Problem details ▸ Look for "Council" in the listing below. Gather each line that contains it.

Source records ▸
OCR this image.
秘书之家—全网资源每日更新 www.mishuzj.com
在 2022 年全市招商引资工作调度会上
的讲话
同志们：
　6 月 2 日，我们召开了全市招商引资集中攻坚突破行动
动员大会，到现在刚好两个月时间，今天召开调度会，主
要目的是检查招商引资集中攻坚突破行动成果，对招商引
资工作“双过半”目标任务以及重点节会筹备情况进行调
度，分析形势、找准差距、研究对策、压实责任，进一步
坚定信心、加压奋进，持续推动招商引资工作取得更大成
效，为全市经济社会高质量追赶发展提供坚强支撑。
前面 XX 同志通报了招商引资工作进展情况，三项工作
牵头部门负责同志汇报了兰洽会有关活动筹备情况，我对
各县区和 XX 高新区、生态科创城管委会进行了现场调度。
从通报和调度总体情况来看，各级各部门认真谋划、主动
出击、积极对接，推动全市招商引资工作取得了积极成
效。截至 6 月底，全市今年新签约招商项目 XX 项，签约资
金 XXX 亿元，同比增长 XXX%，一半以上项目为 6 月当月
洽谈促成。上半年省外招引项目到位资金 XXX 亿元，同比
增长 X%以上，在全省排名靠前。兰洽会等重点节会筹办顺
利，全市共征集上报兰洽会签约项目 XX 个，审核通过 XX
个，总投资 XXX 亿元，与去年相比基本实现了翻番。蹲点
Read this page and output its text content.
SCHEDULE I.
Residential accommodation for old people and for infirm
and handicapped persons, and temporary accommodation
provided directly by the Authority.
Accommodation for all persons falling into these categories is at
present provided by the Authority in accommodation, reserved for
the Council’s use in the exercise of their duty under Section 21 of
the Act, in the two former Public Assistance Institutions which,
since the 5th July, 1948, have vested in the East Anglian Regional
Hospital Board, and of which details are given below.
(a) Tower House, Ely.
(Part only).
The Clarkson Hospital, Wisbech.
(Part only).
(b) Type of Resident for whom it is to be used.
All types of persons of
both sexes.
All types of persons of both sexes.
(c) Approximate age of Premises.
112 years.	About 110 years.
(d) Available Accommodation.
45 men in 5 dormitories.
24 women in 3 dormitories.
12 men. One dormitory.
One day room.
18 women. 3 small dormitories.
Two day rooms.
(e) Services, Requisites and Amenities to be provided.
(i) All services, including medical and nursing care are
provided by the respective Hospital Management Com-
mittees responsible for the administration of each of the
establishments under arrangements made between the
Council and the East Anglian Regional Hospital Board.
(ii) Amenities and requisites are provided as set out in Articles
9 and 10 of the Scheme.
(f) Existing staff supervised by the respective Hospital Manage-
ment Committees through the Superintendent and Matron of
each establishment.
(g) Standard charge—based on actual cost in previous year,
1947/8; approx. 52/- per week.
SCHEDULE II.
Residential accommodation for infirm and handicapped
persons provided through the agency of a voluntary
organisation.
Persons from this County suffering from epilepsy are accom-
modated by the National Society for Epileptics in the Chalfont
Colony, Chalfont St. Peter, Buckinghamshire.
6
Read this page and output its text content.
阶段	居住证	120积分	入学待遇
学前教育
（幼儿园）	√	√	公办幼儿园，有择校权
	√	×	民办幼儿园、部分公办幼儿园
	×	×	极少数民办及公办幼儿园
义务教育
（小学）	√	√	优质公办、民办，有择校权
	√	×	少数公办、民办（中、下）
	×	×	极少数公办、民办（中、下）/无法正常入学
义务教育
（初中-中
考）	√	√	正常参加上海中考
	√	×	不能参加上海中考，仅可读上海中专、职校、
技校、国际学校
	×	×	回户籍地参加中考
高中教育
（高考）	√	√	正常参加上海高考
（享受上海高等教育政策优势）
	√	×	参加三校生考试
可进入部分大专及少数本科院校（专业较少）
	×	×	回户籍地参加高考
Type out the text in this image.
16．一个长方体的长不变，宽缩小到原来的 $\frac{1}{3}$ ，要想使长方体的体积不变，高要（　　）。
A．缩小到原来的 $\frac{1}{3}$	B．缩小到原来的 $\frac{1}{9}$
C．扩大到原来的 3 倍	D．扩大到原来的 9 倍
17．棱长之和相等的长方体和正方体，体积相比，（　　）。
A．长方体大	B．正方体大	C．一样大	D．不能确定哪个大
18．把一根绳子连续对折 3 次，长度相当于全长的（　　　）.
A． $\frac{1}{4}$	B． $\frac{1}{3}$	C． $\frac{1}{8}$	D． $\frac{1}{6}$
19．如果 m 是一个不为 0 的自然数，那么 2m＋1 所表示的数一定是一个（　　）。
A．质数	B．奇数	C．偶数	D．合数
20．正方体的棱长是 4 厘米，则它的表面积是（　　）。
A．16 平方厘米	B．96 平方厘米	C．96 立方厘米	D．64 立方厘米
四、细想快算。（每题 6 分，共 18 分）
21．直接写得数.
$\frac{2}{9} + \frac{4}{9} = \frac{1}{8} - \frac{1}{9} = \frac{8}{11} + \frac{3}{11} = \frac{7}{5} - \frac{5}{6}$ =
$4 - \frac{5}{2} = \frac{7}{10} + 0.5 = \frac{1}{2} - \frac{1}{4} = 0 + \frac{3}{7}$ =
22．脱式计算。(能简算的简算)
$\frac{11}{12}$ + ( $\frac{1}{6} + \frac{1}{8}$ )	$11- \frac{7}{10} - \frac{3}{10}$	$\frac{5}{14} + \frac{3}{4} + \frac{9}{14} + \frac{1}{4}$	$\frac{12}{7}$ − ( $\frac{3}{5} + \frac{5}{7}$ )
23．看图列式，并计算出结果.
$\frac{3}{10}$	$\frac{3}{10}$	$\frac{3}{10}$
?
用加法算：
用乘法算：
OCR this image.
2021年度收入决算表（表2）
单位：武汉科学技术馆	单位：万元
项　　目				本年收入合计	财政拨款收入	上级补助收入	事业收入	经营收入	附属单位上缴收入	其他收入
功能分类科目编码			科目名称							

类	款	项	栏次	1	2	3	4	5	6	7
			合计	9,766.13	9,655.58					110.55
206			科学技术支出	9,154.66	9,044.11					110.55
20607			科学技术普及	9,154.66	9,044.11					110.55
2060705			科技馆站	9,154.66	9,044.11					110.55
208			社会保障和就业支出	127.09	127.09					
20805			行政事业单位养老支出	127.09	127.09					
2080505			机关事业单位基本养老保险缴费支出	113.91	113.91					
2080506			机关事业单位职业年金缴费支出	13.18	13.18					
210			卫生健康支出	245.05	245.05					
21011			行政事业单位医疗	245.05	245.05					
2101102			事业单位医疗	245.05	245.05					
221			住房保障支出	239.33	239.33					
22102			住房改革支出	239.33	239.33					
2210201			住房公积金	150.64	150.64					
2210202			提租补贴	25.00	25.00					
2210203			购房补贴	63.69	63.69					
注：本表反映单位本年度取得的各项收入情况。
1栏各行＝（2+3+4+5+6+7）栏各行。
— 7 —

Finished task ▸
the Council’s use in the exercise of their duty under Section 21 of
Council and the East Anglian Regional Hospital Board.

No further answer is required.